What the exercise asks →
Give the listing below again in full, exactly as written.
::::::::
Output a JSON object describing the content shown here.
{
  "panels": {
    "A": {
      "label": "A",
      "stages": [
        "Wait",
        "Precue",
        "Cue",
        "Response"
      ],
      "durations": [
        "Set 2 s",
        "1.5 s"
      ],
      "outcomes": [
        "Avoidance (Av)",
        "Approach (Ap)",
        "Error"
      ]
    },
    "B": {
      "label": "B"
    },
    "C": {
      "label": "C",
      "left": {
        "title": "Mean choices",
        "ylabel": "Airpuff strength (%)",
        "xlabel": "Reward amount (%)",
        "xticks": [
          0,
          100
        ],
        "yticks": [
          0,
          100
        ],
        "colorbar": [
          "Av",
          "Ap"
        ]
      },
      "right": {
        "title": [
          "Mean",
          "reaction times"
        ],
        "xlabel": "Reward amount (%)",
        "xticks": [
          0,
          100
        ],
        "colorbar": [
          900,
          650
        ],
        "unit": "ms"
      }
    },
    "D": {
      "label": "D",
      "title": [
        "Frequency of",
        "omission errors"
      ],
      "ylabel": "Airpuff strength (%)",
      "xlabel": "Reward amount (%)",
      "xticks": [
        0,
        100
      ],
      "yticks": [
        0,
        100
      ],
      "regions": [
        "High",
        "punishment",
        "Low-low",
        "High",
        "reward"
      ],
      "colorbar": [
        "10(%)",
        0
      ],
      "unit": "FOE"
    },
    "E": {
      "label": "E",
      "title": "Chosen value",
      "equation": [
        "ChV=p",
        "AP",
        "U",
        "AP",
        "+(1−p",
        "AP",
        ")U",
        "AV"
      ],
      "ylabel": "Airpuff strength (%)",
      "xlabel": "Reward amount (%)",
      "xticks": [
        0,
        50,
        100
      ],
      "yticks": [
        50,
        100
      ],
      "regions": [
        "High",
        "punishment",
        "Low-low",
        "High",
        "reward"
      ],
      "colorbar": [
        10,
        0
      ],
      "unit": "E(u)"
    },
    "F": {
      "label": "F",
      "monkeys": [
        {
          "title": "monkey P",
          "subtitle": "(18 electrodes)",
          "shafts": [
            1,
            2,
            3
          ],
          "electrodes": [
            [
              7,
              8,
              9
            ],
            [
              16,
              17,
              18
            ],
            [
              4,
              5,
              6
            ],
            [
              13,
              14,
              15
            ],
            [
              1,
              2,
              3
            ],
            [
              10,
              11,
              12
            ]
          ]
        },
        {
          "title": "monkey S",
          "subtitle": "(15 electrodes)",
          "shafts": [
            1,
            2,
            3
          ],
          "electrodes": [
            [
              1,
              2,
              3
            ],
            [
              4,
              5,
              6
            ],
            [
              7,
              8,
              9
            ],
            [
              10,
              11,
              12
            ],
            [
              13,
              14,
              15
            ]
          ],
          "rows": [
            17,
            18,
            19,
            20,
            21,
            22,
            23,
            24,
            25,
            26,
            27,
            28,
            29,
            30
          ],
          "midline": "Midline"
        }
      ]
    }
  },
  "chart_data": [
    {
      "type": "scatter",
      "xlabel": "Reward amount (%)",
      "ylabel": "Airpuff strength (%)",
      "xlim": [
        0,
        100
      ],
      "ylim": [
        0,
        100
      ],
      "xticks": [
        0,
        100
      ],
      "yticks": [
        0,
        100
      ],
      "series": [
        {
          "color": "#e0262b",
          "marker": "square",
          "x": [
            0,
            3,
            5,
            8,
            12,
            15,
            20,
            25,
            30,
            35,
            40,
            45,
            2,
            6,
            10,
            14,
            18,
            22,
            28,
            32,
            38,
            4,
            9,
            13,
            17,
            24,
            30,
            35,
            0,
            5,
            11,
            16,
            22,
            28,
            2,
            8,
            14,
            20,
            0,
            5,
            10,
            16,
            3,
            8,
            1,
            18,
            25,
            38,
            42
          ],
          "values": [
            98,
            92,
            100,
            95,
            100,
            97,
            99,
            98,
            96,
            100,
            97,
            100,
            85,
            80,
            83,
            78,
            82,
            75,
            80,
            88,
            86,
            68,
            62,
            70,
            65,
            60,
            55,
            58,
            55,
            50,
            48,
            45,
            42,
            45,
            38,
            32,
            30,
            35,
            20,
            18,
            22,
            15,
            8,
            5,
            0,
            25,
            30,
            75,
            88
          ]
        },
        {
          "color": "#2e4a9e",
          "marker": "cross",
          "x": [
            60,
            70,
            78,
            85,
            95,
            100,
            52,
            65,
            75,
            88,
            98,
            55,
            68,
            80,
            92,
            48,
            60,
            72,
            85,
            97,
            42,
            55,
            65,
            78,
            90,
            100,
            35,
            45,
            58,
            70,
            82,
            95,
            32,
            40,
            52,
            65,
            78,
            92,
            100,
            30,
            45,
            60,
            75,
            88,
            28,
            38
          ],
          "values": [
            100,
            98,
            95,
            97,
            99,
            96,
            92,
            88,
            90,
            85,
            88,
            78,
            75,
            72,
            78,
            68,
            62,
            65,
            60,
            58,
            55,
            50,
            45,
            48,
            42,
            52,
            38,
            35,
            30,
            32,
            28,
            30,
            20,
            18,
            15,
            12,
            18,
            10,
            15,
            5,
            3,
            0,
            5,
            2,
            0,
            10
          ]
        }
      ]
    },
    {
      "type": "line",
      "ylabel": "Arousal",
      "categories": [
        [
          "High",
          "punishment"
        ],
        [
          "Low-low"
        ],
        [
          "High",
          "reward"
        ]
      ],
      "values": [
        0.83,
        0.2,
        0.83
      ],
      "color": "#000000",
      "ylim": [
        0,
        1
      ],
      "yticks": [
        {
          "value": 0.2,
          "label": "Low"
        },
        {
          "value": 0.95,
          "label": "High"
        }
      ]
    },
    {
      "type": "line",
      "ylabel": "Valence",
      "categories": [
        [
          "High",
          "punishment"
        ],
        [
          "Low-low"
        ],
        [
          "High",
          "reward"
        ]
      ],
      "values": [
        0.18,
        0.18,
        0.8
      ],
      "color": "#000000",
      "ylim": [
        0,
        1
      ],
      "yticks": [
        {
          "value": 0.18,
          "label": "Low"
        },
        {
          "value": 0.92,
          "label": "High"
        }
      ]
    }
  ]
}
::::::::
Completed exercise →
Output a JSON object describing the content shown here.
{
  "panels": {
    "A": {
      "label": "A",
      "stages": [
        "Wait",
        "Precue",
        "Cue",
        "Response"
      ],
      "durations": [
        "Set 2 s",
        "1.5 s"
      ],
      "outcomes": [
        "Avoidance (Av)",
        "Approach (Ap)",
        "Error"
      ]
    },
    "B": {
      "label": "B"
    },
    "C": {
      "label": "C",
      "left": {
        "title": "Mean choices",
        "ylabel": "Airpuff strength (%)",
        "xlabel": "Reward amount (%)",
        "xticks": [
          0,
          100
        ],
        "yticks": [
          0,
          100
        ],
        "colorbar": [
          "Av",
          "Ap"
        ]
      },
      "right": {
        "title": [
          "Mean",
          "reaction times"
        ],
        "xlabel": "Reward amount (%)",
        "xticks": [
          0,
          100
        ],
        "colorbar": [
          900,
          650
        ],
        "unit": "ms"
      }
    },
    "D": {
      "label": "D",
      "title": [
        "Frequency of",
        "omission errors"
      ],
      "ylabel": "Airpuff strength (%)",
      "xlabel": "Reward amount (%)",
      "xticks": [
        0,
        100
      ],
      "yticks": [
        0,
        100
      ],
      "regions": [
        "High",
        "punishment",
        "Low-low",
        "High",
        "reward"
      ],
      "colorbar": [
        "10(%)",
        0
      ],
      "unit": "FOE"
    },
    "E": {
      "label": "E",
      "title": "Chosen value",
      "equation": [
        "ChV=p",
        "AP",
        "U",
        "AP",
        "+(1−p",
        "AP",
        ")U",
        "AV"
      ],
      "ylabel": "Airpuff strength (%)",
      "xlabel": "Reward amount (%)",
      "xticks": [
        0,
        50,
        100
      ],
      "yticks": [
        50,
        100
      ],
      "regions": [
        "High",
        "punishment",
        "Low-low",
        "High",
        "reward"
      ],
      "colorbar": [
        10,
        0
      ],
      "unit": "E(u)"
    },
    "F": {
      "label": "F",
      "monkeys": [
        {
          "title": "monkey P",
          "subtitle": "(18 electrodes)",
          "shafts": [
            1,
            2,
            3
          ],
          "electrodes": [
            [
              7,
              8,
              9
            ],
            [
              16,
              17,
              18
            ],
            [
              4,
              5,
              6
            ],
            [
              13,
              14,
              15
            ],
            [
              1,
              2,
              3
            ],
            [
              10,
              11,
              12
            ]
          ]
        },
        {
          "title": "monkey S",
          "subtitle": "(15 electrodes)",
          "shafts": [
            1,
            2,
            3
          ],
          "electrodes": [
            [
              1,
              2,
              3
            ],
            [
              4,
              5,
              6
            ],
            [
              7,
              8,
              9
            ],
            [
              10,
              11,
              12
            ],
            [
              13,
              14,
              15
            ]
          ],
          "rows": [
            17,
            18,
            19,
            20,
            21,
            22,
            23,
            24,
            25,
            26,
            27,
            28,
            29,
            30
          ],
          "midline": "Midline"
        }
      ]
    }
  },
  "chart_data": [
    {
      "type": "scatter",
      "xlabel": "Reward amount (%)",
      "ylabel": "Airpuff strength (%)",
      "xlim": [
        0,
        100
      ],
      "ylim": [
        0,
        100
      ],
      "xticks": [
        0,
        100
      ],
      "yticks": [
        0,
        100
      ],
      "series": [
        {
          "color": "#e0262b",
          "marker": "square",
          "x": [
            0,
            3,
            5,
            8,
            12,
            15,
            20,
            25,
            30,
            35,
            40,
            45,
            2,
            6,
            10,
            14,
            18,
            22,
            28,
            32,
            38,
            4,
            9,
            13,
            17,
            24,
            30,
            35,
            0,
            5,
            11,
            16,
            22,
            28,
            2,
            8,
            14,
            20,
            0,
            5,
            10,
            16,
            3,
            8,
            1,
            18,
            25,
            38,
            42
          ],
          "values": [
            98,
            92,
            100,
            95,
            100,
            97,
            99,
            98,
            96,
            100,
            97,
            100,
            85,
            80,
            83,
            78,
            82,
            75,
            80,
            88,
            86,
            68,
            62,
            70,
            65,
            60,
            55,
            58,
            55,
            50,
            48,
            45,
            42,
            45,
            38,
            32,
            30,
            35,
            20,
            18,
            22,
            15,
            8,
            5,
            0,
            25,
            30,
            75,
            88
          ]
        },
        {
          "color": "#2e4a9e",
          "marker": "cross",
          "x": [
            60,
            70,
            78,
            85,
            95,
            100,
            52,
            65,
            75,
            88,
            98,
            55,
            68,
            80,
            92,
            48,
            60,
            72,
            85,
            97,
            42,
            55,
            65,
            78,
            90,
            100,
            35,
            45,
            58,
            70,
            82,
            95,
            32,
            40,
            52,
            65,
            78,
            92,
            100,
            30,
            45,
            60,
            75,
            88,
            28,
            38
          ],
          "values": [
            100,
            98,
            95,
            97,
            99,
            96,
            92,
            88,
            90,
            85,
            88,
            78,
            75,
            72,
            78,
            68,
            62,
            65,
            60,
            58,
            55,
            50,
            45,
            48,
            42,
            52,
            38,
            35,
            30,
            32,
            28,
            30,
            20,
            18,
            15,
            12,
            18,
            10,
            15,
            5,
            3,
            0,
            5,
            2,
            0,
            10
          ]
        }
      ]
    },
    {
      "type": "line",
      "ylabel": "Arousal",
      "categories": [
        [
          "High",
          "punishment"
        ],
        [
          "Low-low"
        ],
        [
          "High",
          "reward"
        ]
      ],
      "values": [
        0.83,
        0.2,
        0.83
      ],
      "color": "#000000",
      "ylim": [
        0,
        1
      ],
      "yticks": [
        {
          "value": 0.2,
          "label": "Low"
        },
        {
          "value": 0.95,
          "label": "High"
        }
      ]
    },
    {
      "type": "line",
      "ylabel": "Valence",
      "categories": [
        [
          "High",
          "punishment"
        ],
        [
          "Low-low"
        ],
        [
          "High",
          "reward"
        ]
      ],
      "values": [
        0.18,
        0.18,
        0.8
      ],
      "color": "#000000",
      "ylim": [
        0,
        1
      ],
      "yticks": [
        {
          "value": 0.18,
          "label": "Low"
        },
        {
          "value": 0.92,
          "label": "High"
        }
      ]
    }
  ]
}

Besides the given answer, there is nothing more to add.